REQUIREMENT A -> Reproduce the records word for word, from their first line up to and including the line that contains "legend-label: 石橋 (85, 449, 111, 465)".

DOCUMENT TEXT ->
— start —

Research Radar: The Six-Word Problem: Will Voice Improve How We Research the Impacts of AI?
The Limits of Survey Research
When we ask public professionals an open-ended question at the end of an InnovateUS course, post-course feedback averages six words. A typical answer: "Mostly for everyday tasks at work."
That is the six-word problem. And it is the reason we built the Public Voice tool.
AI use is expanding across governments. Agencies are combining platform access, responsible use policies, and training to ensure public professionals use these tools for the public benefit.
But is this three-pillar strategy working?
Is learning changing how public servants do their jobs? What is the impact of that behavior change on the public?
Measuring whether learning translates into impact is the most important question we set out to answer when we established our research initiative: The Observatory of Public Sector AI at InnovateUS.
We were stuck in that tension, getting six-word answers that don't tell us enough about what public servants were actually doing differently.
The Observatory runs pre- and post-course surveys and workshop surveys on public-sector AI use. But surveys have a basic tension: if they're too long, no one finishes them. If they're too short, you don't learn enough to act on. Survey response rates are notoriously low to begin with, so we were already not hearing from most participants. We were stuck in that tension, getting six-word answers that don't tell us enough about what public servants were actually doing differently.

— end —

Items from a dataset:
— start —

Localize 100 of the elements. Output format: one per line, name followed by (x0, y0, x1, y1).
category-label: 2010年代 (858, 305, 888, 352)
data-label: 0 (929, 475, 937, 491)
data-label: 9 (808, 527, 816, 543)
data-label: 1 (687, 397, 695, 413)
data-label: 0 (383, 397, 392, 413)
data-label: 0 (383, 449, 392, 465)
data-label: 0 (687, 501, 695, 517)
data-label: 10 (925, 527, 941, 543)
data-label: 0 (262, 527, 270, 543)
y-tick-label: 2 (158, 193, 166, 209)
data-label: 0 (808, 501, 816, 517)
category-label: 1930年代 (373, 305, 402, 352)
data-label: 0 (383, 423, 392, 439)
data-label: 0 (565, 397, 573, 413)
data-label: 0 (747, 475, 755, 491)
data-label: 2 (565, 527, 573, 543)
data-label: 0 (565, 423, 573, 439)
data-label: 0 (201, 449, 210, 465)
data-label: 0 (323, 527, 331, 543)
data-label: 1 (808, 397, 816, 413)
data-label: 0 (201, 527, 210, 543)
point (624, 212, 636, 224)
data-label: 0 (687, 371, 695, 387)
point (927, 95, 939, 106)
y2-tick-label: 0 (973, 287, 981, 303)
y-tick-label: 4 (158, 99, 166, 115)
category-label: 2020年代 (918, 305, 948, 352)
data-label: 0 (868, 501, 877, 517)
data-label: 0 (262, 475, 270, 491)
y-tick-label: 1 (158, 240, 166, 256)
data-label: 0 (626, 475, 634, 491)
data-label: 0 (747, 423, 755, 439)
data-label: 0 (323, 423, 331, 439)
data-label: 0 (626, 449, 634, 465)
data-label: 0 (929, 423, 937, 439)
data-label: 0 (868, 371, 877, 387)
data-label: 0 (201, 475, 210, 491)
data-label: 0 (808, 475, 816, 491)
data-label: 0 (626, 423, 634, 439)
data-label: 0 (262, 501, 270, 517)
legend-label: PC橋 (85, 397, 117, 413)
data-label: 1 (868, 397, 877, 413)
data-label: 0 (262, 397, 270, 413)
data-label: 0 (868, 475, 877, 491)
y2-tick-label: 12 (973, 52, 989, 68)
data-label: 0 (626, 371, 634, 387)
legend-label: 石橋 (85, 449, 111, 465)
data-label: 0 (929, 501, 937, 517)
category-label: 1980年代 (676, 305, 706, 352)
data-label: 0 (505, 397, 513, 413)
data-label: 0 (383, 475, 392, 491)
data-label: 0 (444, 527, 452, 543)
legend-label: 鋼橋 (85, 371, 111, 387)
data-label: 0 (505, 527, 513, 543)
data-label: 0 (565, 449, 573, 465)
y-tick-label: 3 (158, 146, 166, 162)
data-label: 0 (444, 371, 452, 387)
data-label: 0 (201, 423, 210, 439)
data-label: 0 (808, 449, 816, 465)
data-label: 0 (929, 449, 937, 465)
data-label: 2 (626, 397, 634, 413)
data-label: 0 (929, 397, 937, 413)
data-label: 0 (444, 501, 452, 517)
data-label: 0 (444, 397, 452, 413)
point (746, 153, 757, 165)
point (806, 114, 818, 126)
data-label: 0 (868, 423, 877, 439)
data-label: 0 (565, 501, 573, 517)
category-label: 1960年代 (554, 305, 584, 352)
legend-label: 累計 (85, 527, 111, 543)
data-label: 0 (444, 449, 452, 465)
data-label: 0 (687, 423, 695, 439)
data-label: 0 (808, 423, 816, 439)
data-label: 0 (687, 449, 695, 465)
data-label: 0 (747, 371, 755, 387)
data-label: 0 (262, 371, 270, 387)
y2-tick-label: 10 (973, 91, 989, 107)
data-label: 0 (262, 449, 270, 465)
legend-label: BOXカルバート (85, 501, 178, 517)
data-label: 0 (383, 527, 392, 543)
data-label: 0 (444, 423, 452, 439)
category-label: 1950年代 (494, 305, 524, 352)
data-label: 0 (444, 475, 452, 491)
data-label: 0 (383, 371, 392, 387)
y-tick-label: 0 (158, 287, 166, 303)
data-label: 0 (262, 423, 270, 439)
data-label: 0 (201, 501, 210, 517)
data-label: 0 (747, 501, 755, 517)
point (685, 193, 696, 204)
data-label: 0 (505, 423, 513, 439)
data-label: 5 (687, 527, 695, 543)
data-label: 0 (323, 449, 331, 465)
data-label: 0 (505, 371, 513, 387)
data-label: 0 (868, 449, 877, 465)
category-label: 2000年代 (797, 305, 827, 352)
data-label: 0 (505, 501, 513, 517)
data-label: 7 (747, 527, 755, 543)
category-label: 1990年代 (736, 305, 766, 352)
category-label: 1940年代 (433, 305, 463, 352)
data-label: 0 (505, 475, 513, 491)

— end —

REQUIREMENT B -> In the text on the six-word problem, rewrite the paragraph beginning "The Observatory runs pre- and post-course surveys" as a shorter version that keeps its main facts.

EXPECTED ANSWER A ->
Localize 100 of the elements. Output format: one per line, name followed by (x0, y0, x1, y1).
category-label: 2010年代 (858, 305, 888, 352)
data-label: 0 (929, 475, 937, 491)
data-label: 9 (808, 527, 816, 543)
data-label: 1 (687, 397, 695, 413)
data-label: 0 (383, 397, 392, 413)
data-label: 0 (383, 449, 392, 465)
data-label: 0 (687, 501, 695, 517)
data-label: 10 (925, 527, 941, 543)
data-label: 0 (262, 527, 270, 543)
y-tick-label: 2 (158, 193, 166, 209)
data-label: 0 (808, 501, 816, 517)
category-label: 1930年代 (373, 305, 402, 352)
data-label: 0 (383, 423, 392, 439)
data-label: 0 (565, 397, 573, 413)
data-label: 0 (747, 475, 755, 491)
data-label: 2 (565, 527, 573, 543)
data-label: 0 (565, 423, 573, 439)
data-label: 0 (201, 449, 210, 465)
data-label: 0 (323, 527, 331, 543)
data-label: 1 (808, 397, 816, 413)
data-label: 0 (201, 527, 210, 543)
point (624, 212, 636, 224)
data-label: 0 (687, 371, 695, 387)
point (927, 95, 939, 106)
y2-tick-label: 0 (973, 287, 981, 303)
y-tick-label: 4 (158, 99, 166, 115)
category-label: 2020年代 (918, 305, 948, 352)
data-label: 0 (868, 501, 877, 517)
data-label: 0 (262, 475, 270, 491)
y-tick-label: 1 (158, 240, 166, 256)
data-label: 0 (626, 475, 634, 491)
data-label: 0 (747, 423, 755, 439)
data-label: 0 (323, 423, 331, 439)
data-label: 0 (626, 449, 634, 465)
data-label: 0 (929, 423, 937, 439)
data-label: 0 (868, 371, 877, 387)
data-label: 0 (201, 475, 210, 491)
data-label: 0 (808, 475, 816, 491)
data-label: 0 (626, 423, 634, 439)
data-label: 0 (262, 501, 270, 517)
legend-label: PC橋 (85, 397, 117, 413)
data-label: 1 (868, 397, 877, 413)
data-label: 0 (262, 397, 270, 413)
data-label: 0 (868, 475, 877, 491)
y2-tick-label: 12 (973, 52, 989, 68)
data-label: 0 (626, 371, 634, 387)
legend-label: 石橋 (85, 449, 111, 465)

EXPECTED ANSWER B -> The Observatory surveys participants before and after courses and at workshops about public-sector AI use. Surveys face a tension: long ones go unfinished, while short ones yield too little to act on. Because response rates are low, most participants were not being heard from at all. The six-word answers that did come in did not show what public servants were doing differently.